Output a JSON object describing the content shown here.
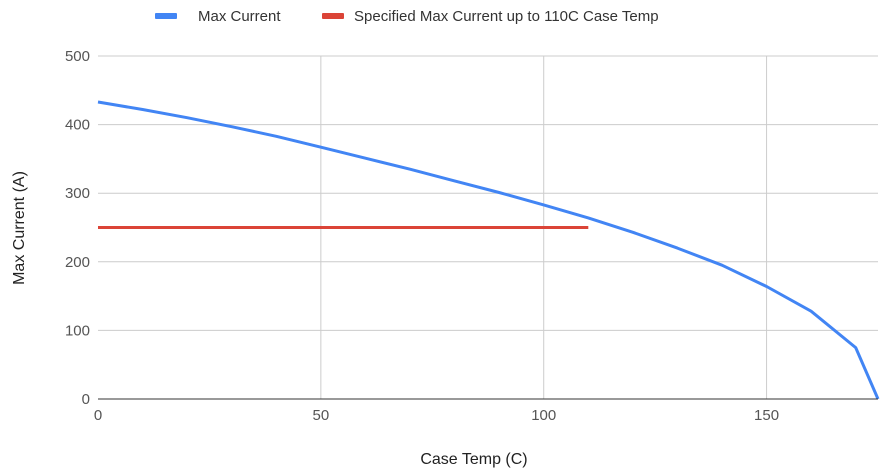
{
  "chart_data": {
    "type": "line",
    "title": "",
    "xlabel": "Case Temp (C)",
    "ylabel": "Max Current (A)",
    "xlim": [
      0,
      175
    ],
    "ylim": [
      0,
      500
    ],
    "x_ticks": [
      0,
      50,
      100,
      150
    ],
    "y_ticks": [
      0,
      100,
      200,
      300,
      400,
      500
    ],
    "grid": true,
    "legend_position": "top",
    "series": [
      {
        "name": "Max Current",
        "color": "#4285f4",
        "points": [
          [
            0,
            433
          ],
          [
            10,
            422
          ],
          [
            20,
            410
          ],
          [
            30,
            397
          ],
          [
            40,
            383
          ],
          [
            50,
            367
          ],
          [
            60,
            351
          ],
          [
            70,
            335
          ],
          [
            80,
            318
          ],
          [
            90,
            301
          ],
          [
            100,
            283
          ],
          [
            110,
            264
          ],
          [
            120,
            243
          ],
          [
            130,
            220
          ],
          [
            140,
            195
          ],
          [
            150,
            164
          ],
          [
            160,
            128
          ],
          [
            170,
            75
          ],
          [
            175,
            0
          ]
        ]
      },
      {
        "name": "Specified Max Current up to 110C Case Temp",
        "color": "#db4437",
        "points": [
          [
            0,
            250
          ],
          [
            110,
            250
          ]
        ]
      }
    ]
  }
}
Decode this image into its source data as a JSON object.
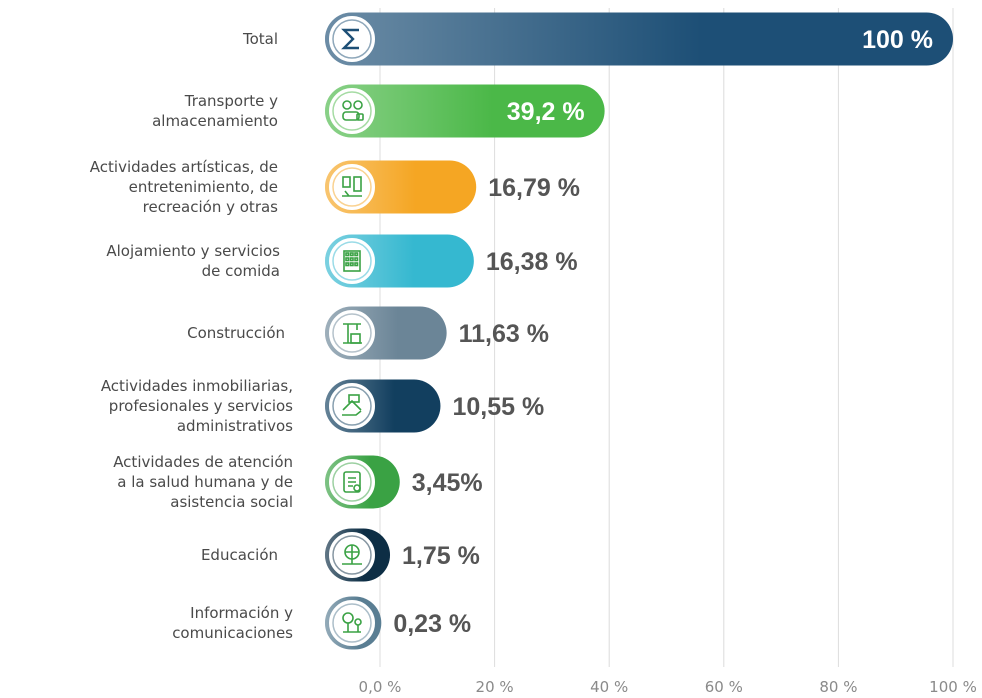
{
  "chart_data": {
    "type": "bar",
    "orientation": "horizontal",
    "categories": [
      [
        "Total"
      ],
      [
        "Transporte y",
        "almacenamiento"
      ],
      [
        "Actividades artísticas, de",
        "entretenimiento, de",
        "recreación y otras"
      ],
      [
        "Alojamiento y servicios",
        "de comida"
      ],
      [
        "Construcción"
      ],
      [
        "Actividades inmobiliarias,",
        "profesionales y servicios",
        "administrativos"
      ],
      [
        "Actividades de atención",
        "a la salud humana y de",
        "asistencia social"
      ],
      [
        "Educación"
      ],
      [
        "Información y",
        "comunicaciones"
      ]
    ],
    "values": [
      100,
      39.2,
      16.79,
      16.38,
      11.63,
      10.55,
      3.45,
      1.75,
      0.23
    ],
    "value_labels": [
      "100 %",
      "39,2 %",
      "16,79 %",
      "16,38 %",
      "11,63 %",
      "10,55 %",
      "3,45%",
      "1,75 %",
      "0,23 %"
    ],
    "bar_colors": [
      "#1d4f76",
      "#4bb848",
      "#f5a623",
      "#35b8d0",
      "#6b8597",
      "#123f5f",
      "#3aa244",
      "#0d2e45",
      "#5a7e93"
    ],
    "icons": [
      "sigma-icon",
      "transport-icon",
      "arts-icon",
      "hotel-icon",
      "construction-icon",
      "real-estate-icon",
      "health-icon",
      "education-icon",
      "information-icon"
    ],
    "xlim": [
      0,
      100
    ],
    "x_ticks": [
      "0,0 %",
      "20 %",
      "40 %",
      "60 %",
      "80 %",
      "100 %"
    ],
    "grid": true,
    "xlabel": "",
    "ylabel": "",
    "title": ""
  }
}
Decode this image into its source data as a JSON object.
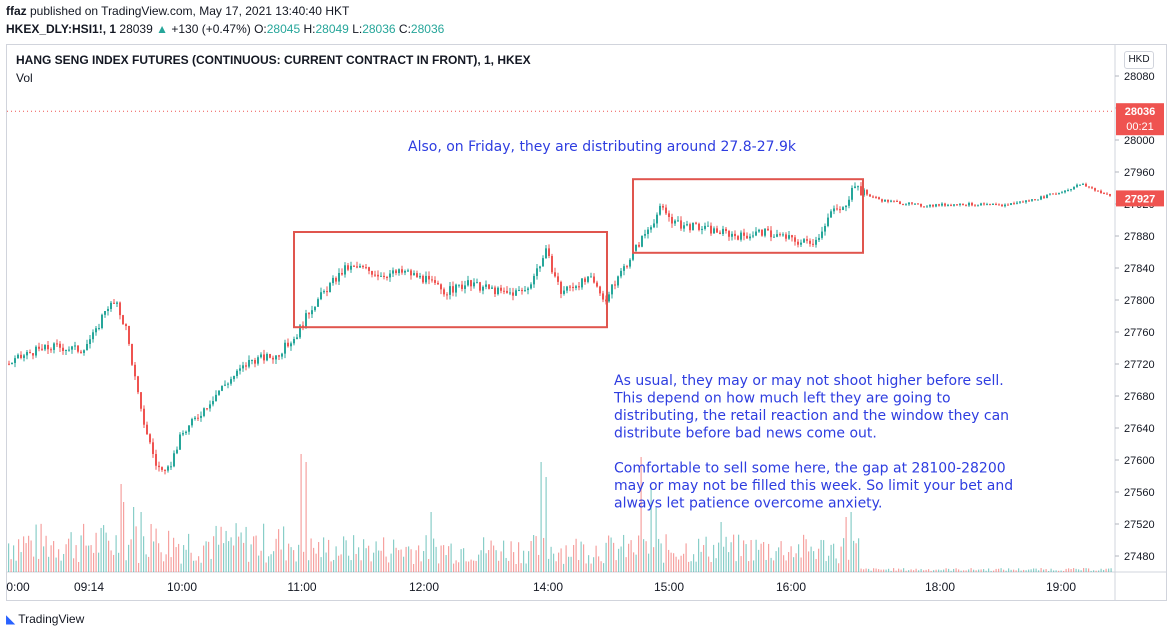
{
  "header": {
    "publisher": "ffaz",
    "published_text": " published on TradingView.com, May 17, 2021 13:40:40 HKT",
    "symbol_line": "HKEX_DLY:HSI1!, 1",
    "last_price": "28039",
    "change_arrow": "▲",
    "change": "+130 (+0.47%)",
    "o_label": "O:",
    "o_value": "28045",
    "h_label": "H:",
    "h_value": "28049",
    "l_label": "L:",
    "l_value": "28036",
    "c_label": "C:",
    "c_value": "28036"
  },
  "pane": {
    "title": "HANG SENG INDEX FUTURES (CONTINUOUS: CURRENT CONTRACT IN FRONT), 1, HKEX",
    "volume_label": "Vol",
    "currency": "HKD"
  },
  "price_tags": {
    "last": "28036",
    "countdown": "00:21",
    "current": "27927"
  },
  "annotations": {
    "friday_note": "Also, on Friday, they are distributing around 27.8-27.9k",
    "note_lines": [
      "As usual, they may or may not shoot higher before sell.",
      "This depend on how much left they are going to",
      "distributing, the retail reaction and the window they can",
      "distribute before bad news come out.",
      "",
      "Comfortable to sell some here, the gap at 28100-28200",
      "may or may not be filled this week. So limit your bet and",
      "always let patience overcome anxiety."
    ]
  },
  "footer": {
    "brand": "TradingView"
  },
  "colors": {
    "up": "#26a69a",
    "down": "#ef5350",
    "box": "#e0554e",
    "note": "#2e3de0",
    "last_tag": "#ef5350",
    "current_tag": "#ef5350"
  },
  "chart_data": {
    "type": "candlestick",
    "title": "HANG SENG INDEX FUTURES (CONTINUOUS: CURRENT CONTRACT IN FRONT), 1, HKEX",
    "y_ticks": [
      28080,
      28040,
      28000,
      27960,
      27920,
      27880,
      27840,
      27800,
      27760,
      27720,
      27680,
      27640,
      27600,
      27560,
      27520,
      27480
    ],
    "ylim": [
      27455,
      28095
    ],
    "x_tick_labels": [
      "0:00",
      "09:14",
      "10:00",
      "11:00",
      "12:00",
      "14:00",
      "15:00",
      "16:00",
      "18:00",
      "19:00"
    ],
    "price_path": [
      [
        0,
        27715
      ],
      [
        30,
        27735
      ],
      [
        55,
        27742
      ],
      [
        80,
        27738
      ],
      [
        95,
        27760
      ],
      [
        105,
        27792
      ],
      [
        115,
        27795
      ],
      [
        125,
        27765
      ],
      [
        140,
        27660
      ],
      [
        155,
        27595
      ],
      [
        165,
        27580
      ],
      [
        180,
        27630
      ],
      [
        200,
        27660
      ],
      [
        220,
        27690
      ],
      [
        250,
        27725
      ],
      [
        275,
        27730
      ],
      [
        295,
        27755
      ],
      [
        310,
        27790
      ],
      [
        330,
        27820
      ],
      [
        345,
        27840
      ],
      [
        360,
        27840
      ],
      [
        380,
        27832
      ],
      [
        405,
        27835
      ],
      [
        425,
        27825
      ],
      [
        445,
        27810
      ],
      [
        465,
        27820
      ],
      [
        485,
        27815
      ],
      [
        505,
        27808
      ],
      [
        525,
        27812
      ],
      [
        545,
        27860
      ],
      [
        560,
        27810
      ],
      [
        575,
        27820
      ],
      [
        590,
        27825
      ],
      [
        605,
        27800
      ],
      [
        620,
        27835
      ],
      [
        640,
        27875
      ],
      [
        660,
        27915
      ],
      [
        675,
        27895
      ],
      [
        700,
        27890
      ],
      [
        720,
        27885
      ],
      [
        740,
        27880
      ],
      [
        760,
        27885
      ],
      [
        780,
        27880
      ],
      [
        800,
        27872
      ],
      [
        815,
        27875
      ],
      [
        830,
        27910
      ],
      [
        845,
        27915
      ],
      [
        852,
        27950
      ],
      [
        860,
        27935
      ],
      [
        880,
        27925
      ],
      [
        920,
        27918
      ],
      [
        960,
        27920
      ],
      [
        1000,
        27918
      ],
      [
        1030,
        27925
      ],
      [
        1060,
        27935
      ],
      [
        1080,
        27945
      ],
      [
        1100,
        27935
      ],
      [
        1112,
        27928
      ]
    ],
    "boxes": [
      {
        "x_start": 294,
        "x_end": 607,
        "y_low": 27766,
        "y_high": 27885
      },
      {
        "x_start": 633,
        "x_end": 863,
        "y_low": 27859,
        "y_high": 27951
      }
    ],
    "last_price": 28036,
    "current_price": 27927,
    "volume": "per-minute bars, mostly small with spikes near 11:00, 14:15, 14:45 and 16:30"
  }
}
########################################
Give every record again exactly, apart from the pictures, which stay out.

* Task result *
Output a JSON object describing the content shown here.
{
  "chart_data": {
    "type": "line",
    "title": "",
    "xlabel": "Case Temp (C)",
    "ylabel": "Max Current (A)",
    "xlim": [
      0,
      175
    ],
    "ylim": [
      0,
      500
    ],
    "x_ticks": [
      0,
      50,
      100,
      150
    ],
    "y_ticks": [
      0,
      100,
      200,
      300,
      400,
      500
    ],
    "grid": true,
    "legend_position": "top",
    "series": [
      {
        "name": "Max Current",
        "color": "#4285f4",
        "points": [
          [
            0,
            433
          ],
          [
            10,
            422
          ],
          [
            20,
            410
          ],
          [
            30,
            397
          ],
          [
            40,
            383
          ],
          [
            50,
            367
          ],
          [
            60,
            351
          ],
          [
            70,
            335
          ],
          [
            80,
            318
          ],
          [
            90,
            301
          ],
          [
            100,
            283
          ],
          [
            110,
            264
          ],
          [
            120,
            243
          ],
          [
            130,
            220
          ],
          [
            140,
            195
          ],
          [
            150,
            164
          ],
          [
            160,
            128
          ],
          [
            170,
            75
          ],
          [
            175,
            0
          ]
        ]
      },
      {
        "name": "Specified Max Current up to 110C Case Temp",
        "color": "#db4437",
        "points": [
          [
            0,
            250
          ],
          [
            110,
            250
          ]
        ]
      }
    ]
  }
}
Decode this image into its source data as a JSON object.
{
  "chart_data": {
    "type": "bar",
    "orientation": "horizontal",
    "categories": [
      [
        "Total"
      ],
      [
        "Transporte y",
        "almacenamiento"
      ],
      [
        "Actividades artísticas, de",
        "entretenimiento, de",
        "recreación y otras"
      ],
      [
        "Alojamiento y servicios",
        "de comida"
      ],
      [
        "Construcción"
      ],
      [
        "Actividades inmobiliarias,",
        "profesionales y servicios",
        "administrativos"
      ],
      [
        "Actividades de atención",
        "a la salud humana y de",
        "asistencia social"
      ],
      [
        "Educación"
      ],
      [
        "Información y",
        "comunicaciones"
      ]
    ],
    "values": [
      100,
      39.2,
      16.79,
      16.38,
      11.63,
      10.55,
      3.45,
      1.75,
      0.23
    ],
    "value_labels": [
      "100 %",
      "39,2 %",
      "16,79 %",
      "16,38 %",
      "11,63 %",
      "10,55 %",
      "3,45%",
      "1,75 %",
      "0,23 %"
    ],
    "bar_colors": [
      "#1d4f76",
      "#4bb848",
      "#f5a623",
      "#35b8d0",
      "#6b8597",
      "#123f5f",
      "#3aa244",
      "#0d2e45",
      "#5a7e93"
    ],
    "icons": [
      "sigma-icon",
      "transport-icon",
      "arts-icon",
      "hotel-icon",
      "construction-icon",
      "real-estate-icon",
      "health-icon",
      "education-icon",
      "information-icon"
    ],
    "xlim": [
      0,
      100
    ],
    "x_ticks": [
      "0,0 %",
      "20 %",
      "40 %",
      "60 %",
      "80 %",
      "100 %"
    ],
    "grid": true,
    "xlabel": "",
    "ylabel": "",
    "title": ""
  }
}
Decode this image into its source data as a JSON object.
{
  "header": {
    "publisher": "ffaz",
    "published_text": " published on TradingView.com, May 17, 2021 13:40:40 HKT",
    "symbol_line": "HKEX_DLY:HSI1!, 1",
    "last_price": "28039",
    "change_arrow": "▲",
    "change": "+130 (+0.47%)",
    "o_label": "O:",
    "o_value": "28045",
    "h_label": "H:",
    "h_value": "28049",
    "l_label": "L:",
    "l_value": "28036",
    "c_label": "C:",
    "c_value": "28036"
  },
  "pane": {
    "title": "HANG SENG INDEX FUTURES (CONTINUOUS: CURRENT CONTRACT IN FRONT), 1, HKEX",
    "volume_label": "Vol",
    "currency": "HKD"
  },
  "price_tags": {
    "last": "28036",
    "countdown": "00:21",
    "current": "27927"
  },
  "annotations": {
    "friday_note": "Also, on Friday, they are distributing around 27.8-27.9k",
    "note_lines": [
      "As usual, they may or may not shoot higher before sell.",
      "This depend on how much left they are going to",
      "distributing, the retail reaction and the window they can",
      "distribute before bad news come out.",
      "",
      "Comfortable to sell some here, the gap at 28100-28200",
      "may or may not be filled this week. So limit your bet and",
      "always let patience overcome anxiety."
    ]
  },
  "footer": {
    "brand": "TradingView"
  },
  "colors": {
    "up": "#26a69a",
    "down": "#ef5350",
    "box": "#e0554e",
    "note": "#2e3de0",
    "last_tag": "#ef5350",
    "current_tag": "#ef5350"
  },
  "chart_data": {
    "type": "candlestick",
    "title": "HANG SENG INDEX FUTURES (CONTINUOUS: CURRENT CONTRACT IN FRONT), 1, HKEX",
    "y_ticks": [
      28080,
      28040,
      28000,
      27960,
      27920,
      27880,
      27840,
      27800,
      27760,
      27720,
      27680,
      27640,
      27600,
      27560,
      27520,
      27480
    ],
    "ylim": [
      27455,
      28095
    ],
    "x_tick_labels": [
      "0:00",
      "09:14",
      "10:00",
      "11:00",
      "12:00",
      "14:00",
      "15:00",
      "16:00",
      "18:00",
      "19:00"
    ],
    "price_path": [
      [
        0,
        27715
      ],
      [
        30,
        27735
      ],
      [
        55,
        27742
      ],
      [
        80,
        27738
      ],
      [
        95,
        27760
      ],
      [
        105,
        27792
      ],
      [
        115,
        27795
      ],
      [
        125,
        27765
      ],
      [
        140,
        27660
      ],
      [
        155,
        27595
      ],
      [
        165,
        27580
      ],
      [
        180,
        27630
      ],
      [
        200,
        27660
      ],
      [
        220,
        27690
      ],
      [
        250,
        27725
      ],
      [
        275,
        27730
      ],
      [
        295,
        27755
      ],
      [
        310,
        27790
      ],
      [
        330,
        27820
      ],
      [
        345,
        27840
      ],
      [
        360,
        27840
      ],
      [
        380,
        27832
      ],
      [
        405,
        27835
      ],
      [
        425,
        27825
      ],
      [
        445,
        27810
      ],
      [
        465,
        27820
      ],
      [
        485,
        27815
      ],
      [
        505,
        27808
      ],
      [
        525,
        27812
      ],
      [
        545,
        27860
      ],
      [
        560,
        27810
      ],
      [
        575,
        27820
      ],
      [
        590,
        27825
      ],
      [
        605,
        27800
      ],
      [
        620,
        27835
      ],
      [
        640,
        27875
      ],
      [
        660,
        27915
      ],
      [
        675,
        27895
      ],
      [
        700,
        27890
      ],
      [
        720,
        27885
      ],
      [
        740,
        27880
      ],
      [
        760,
        27885
      ],
      [
        780,
        27880
      ],
      [
        800,
        27872
      ],
      [
        815,
        27875
      ],
      [
        830,
        27910
      ],
      [
        845,
        27915
      ],
      [
        852,
        27950
      ],
      [
        860,
        27935
      ],
      [
        880,
        27925
      ],
      [
        920,
        27918
      ],
      [
        960,
        27920
      ],
      [
        1000,
        27918
      ],
      [
        1030,
        27925
      ],
      [
        1060,
        27935
      ],
      [
        1080,
        27945
      ],
      [
        1100,
        27935
      ],
      [
        1112,
        27928
      ]
    ],
    "boxes": [
      {
        "x_start": 294,
        "x_end": 607,
        "y_low": 27766,
        "y_high": 27885
      },
      {
        "x_start": 633,
        "x_end": 863,
        "y_low": 27859,
        "y_high": 27951
      }
    ],
    "last_price": 28036,
    "current_price": 27927,
    "volume": "per-minute bars, mostly small with spikes near 11:00, 14:15, 14:45 and 16:30"
  }
}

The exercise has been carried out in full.